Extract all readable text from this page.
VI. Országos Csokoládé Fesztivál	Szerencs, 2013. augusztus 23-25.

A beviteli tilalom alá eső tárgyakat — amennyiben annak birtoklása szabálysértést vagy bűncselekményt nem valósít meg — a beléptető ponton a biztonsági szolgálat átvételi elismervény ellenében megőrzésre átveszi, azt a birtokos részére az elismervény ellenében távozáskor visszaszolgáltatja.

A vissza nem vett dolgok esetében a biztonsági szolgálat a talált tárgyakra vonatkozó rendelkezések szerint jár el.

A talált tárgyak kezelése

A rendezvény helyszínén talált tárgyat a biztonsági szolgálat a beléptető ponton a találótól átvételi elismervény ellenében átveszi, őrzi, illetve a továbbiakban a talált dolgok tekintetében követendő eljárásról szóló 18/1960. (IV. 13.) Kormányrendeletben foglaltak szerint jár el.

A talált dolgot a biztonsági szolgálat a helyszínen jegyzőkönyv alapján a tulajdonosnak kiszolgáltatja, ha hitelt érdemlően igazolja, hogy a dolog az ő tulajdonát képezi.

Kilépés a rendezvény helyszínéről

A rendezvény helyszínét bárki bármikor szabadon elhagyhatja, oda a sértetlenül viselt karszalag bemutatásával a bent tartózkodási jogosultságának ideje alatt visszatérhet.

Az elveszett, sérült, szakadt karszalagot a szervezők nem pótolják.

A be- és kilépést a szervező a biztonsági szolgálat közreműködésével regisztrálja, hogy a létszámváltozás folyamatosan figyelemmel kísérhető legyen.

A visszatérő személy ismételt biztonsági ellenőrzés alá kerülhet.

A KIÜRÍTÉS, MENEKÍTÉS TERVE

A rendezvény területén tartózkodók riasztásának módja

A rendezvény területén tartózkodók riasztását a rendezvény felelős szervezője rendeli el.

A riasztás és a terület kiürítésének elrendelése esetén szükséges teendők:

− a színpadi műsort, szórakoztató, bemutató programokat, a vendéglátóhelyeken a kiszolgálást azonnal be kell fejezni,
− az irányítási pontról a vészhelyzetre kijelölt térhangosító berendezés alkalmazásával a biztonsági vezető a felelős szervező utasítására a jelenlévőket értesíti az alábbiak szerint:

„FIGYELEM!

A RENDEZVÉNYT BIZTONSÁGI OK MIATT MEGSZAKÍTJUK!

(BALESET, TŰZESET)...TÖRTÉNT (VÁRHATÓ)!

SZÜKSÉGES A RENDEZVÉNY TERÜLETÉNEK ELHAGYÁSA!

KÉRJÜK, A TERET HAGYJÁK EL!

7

## Problem to work on
Reproduce each entry word for word.

## Solution to this exercise
Extract all readable text from this page.
VI. Országos Csokoládé Fesztivál	Szerencs, 2013. augusztus 23-25.

A beviteli tilalom alá eső tárgyakat — amennyiben annak birtoklása szabálysértést vagy bűncselekményt nem valósít meg — a beléptető ponton a biztonsági szolgálat átvételi elismervény ellenében megőrzésre átveszi, azt a birtokos részére az elismervény ellenében távozáskor visszaszolgáltatja.

A vissza nem vett dolgok esetében a biztonsági szolgálat a talált tárgyakra vonatkozó rendelkezések szerint jár el.

A talált tárgyak kezelése

A rendezvény helyszínén talált tárgyat a biztonsági szolgálat a beléptető ponton a találótól átvételi elismervény ellenében átveszi, őrzi, illetve a továbbiakban a talált dolgok tekintetében követendő eljárásról szóló 18/1960. (IV. 13.) Kormányrendeletben foglaltak szerint jár el.

A talált dolgot a biztonsági szolgálat a helyszínen jegyzőkönyv alapján a tulajdonosnak kiszolgáltatja, ha hitelt érdemlően igazolja, hogy a dolog az ő tulajdonát képezi.

Kilépés a rendezvény helyszínéről

A rendezvény helyszínét bárki bármikor szabadon elhagyhatja, oda a sértetlenül viselt karszalag bemutatásával a bent tartózkodási jogosultságának ideje alatt visszatérhet.

Az elveszett, sérült, szakadt karszalagot a szervezők nem pótolják.

A be- és kilépést a szervező a biztonsági szolgálat közreműködésével regisztrálja, hogy a létszámváltozás folyamatosan figyelemmel kísérhető legyen.

A visszatérő személy ismételt biztonsági ellenőrzés alá kerülhet.

A KIÜRÍTÉS, MENEKÍTÉS TERVE

A rendezvény területén tartózkodók riasztásának módja

A rendezvény területén tartózkodók riasztását a rendezvény felelős szervezője rendeli el.

A riasztás és a terület kiürítésének elrendelése esetén szükséges teendők:

− a színpadi műsort, szórakoztató, bemutató programokat, a vendéglátóhelyeken a kiszolgálást azonnal be kell fejezni,
− az irányítási pontról a vészhelyzetre kijelölt térhangosító berendezés alkalmazásával a biztonsági vezető a felelős szervező utasítására a jelenlévőket értesíti az alábbiak szerint:

„FIGYELEM!

A RENDEZVÉNYT BIZTONSÁGI OK MIATT MEGSZAKÍTJUK!

(BALESET, TŰZESET)...TÖRTÉNT (VÁRHATÓ)!

SZÜKSÉGES A RENDEZVÉNY TERÜLETÉNEK ELHAGYÁSA!

KÉRJÜK, A TERET HAGYJÁK EL!

7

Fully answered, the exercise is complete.